(AIM OF THE EXERCISE)
Keep every line where the word "Сервировка" appears; drop the rest.
------ DATA FOR PROCESSING
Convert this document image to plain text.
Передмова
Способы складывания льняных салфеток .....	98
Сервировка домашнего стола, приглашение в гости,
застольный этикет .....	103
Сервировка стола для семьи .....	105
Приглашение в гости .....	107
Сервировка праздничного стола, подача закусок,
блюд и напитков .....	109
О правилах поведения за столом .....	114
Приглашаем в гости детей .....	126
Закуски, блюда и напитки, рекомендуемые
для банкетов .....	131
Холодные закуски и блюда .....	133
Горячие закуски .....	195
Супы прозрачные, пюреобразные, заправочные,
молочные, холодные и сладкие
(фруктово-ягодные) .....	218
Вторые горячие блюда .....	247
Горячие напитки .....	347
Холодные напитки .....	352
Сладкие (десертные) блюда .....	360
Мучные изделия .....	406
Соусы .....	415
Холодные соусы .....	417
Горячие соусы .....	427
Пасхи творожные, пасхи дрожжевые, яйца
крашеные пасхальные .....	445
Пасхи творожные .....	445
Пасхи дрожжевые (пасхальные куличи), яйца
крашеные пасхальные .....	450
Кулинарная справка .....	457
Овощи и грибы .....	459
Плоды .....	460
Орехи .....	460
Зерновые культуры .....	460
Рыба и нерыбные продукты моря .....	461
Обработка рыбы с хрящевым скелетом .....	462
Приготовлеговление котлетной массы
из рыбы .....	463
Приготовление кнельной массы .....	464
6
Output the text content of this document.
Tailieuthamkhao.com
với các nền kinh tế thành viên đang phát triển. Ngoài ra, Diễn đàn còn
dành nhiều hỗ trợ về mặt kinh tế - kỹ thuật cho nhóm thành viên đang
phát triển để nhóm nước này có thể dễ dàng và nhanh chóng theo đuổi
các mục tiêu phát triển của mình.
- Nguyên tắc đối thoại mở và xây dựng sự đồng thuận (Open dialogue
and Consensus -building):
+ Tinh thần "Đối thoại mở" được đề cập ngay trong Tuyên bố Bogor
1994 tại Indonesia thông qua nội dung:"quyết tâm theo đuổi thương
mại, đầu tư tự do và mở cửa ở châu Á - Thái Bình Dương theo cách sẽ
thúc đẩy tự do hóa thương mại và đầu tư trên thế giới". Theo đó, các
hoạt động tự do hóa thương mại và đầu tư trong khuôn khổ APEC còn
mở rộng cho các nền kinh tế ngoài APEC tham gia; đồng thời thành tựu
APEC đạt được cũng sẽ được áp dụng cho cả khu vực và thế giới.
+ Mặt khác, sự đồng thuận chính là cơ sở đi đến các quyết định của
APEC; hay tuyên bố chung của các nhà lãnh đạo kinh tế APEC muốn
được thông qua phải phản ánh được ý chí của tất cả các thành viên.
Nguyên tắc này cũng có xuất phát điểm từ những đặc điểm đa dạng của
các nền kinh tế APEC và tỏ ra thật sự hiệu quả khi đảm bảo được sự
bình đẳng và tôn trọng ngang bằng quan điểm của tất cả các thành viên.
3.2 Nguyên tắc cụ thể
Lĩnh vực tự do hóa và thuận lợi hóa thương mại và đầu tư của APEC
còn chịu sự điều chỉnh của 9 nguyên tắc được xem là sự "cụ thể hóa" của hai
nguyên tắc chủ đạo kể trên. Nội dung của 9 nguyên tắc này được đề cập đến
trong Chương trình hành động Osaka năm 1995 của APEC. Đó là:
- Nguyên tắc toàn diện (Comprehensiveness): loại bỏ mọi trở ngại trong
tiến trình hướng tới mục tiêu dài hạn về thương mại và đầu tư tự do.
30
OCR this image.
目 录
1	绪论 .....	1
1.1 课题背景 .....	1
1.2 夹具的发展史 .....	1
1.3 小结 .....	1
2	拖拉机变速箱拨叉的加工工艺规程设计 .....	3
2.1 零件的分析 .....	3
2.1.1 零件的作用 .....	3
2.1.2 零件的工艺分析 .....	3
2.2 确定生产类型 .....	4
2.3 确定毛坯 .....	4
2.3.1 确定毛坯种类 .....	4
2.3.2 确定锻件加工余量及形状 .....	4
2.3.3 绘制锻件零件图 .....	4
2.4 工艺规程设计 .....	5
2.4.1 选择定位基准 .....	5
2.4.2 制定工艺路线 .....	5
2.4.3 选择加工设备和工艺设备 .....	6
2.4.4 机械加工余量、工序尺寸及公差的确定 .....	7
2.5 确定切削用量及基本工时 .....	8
------------
(CORRECT RESPONSE)
Сервировка домашнего стола, приглашение в гости,
Сервировка стола для семьи .....	105
Сервировка праздничного стола, подача закусок,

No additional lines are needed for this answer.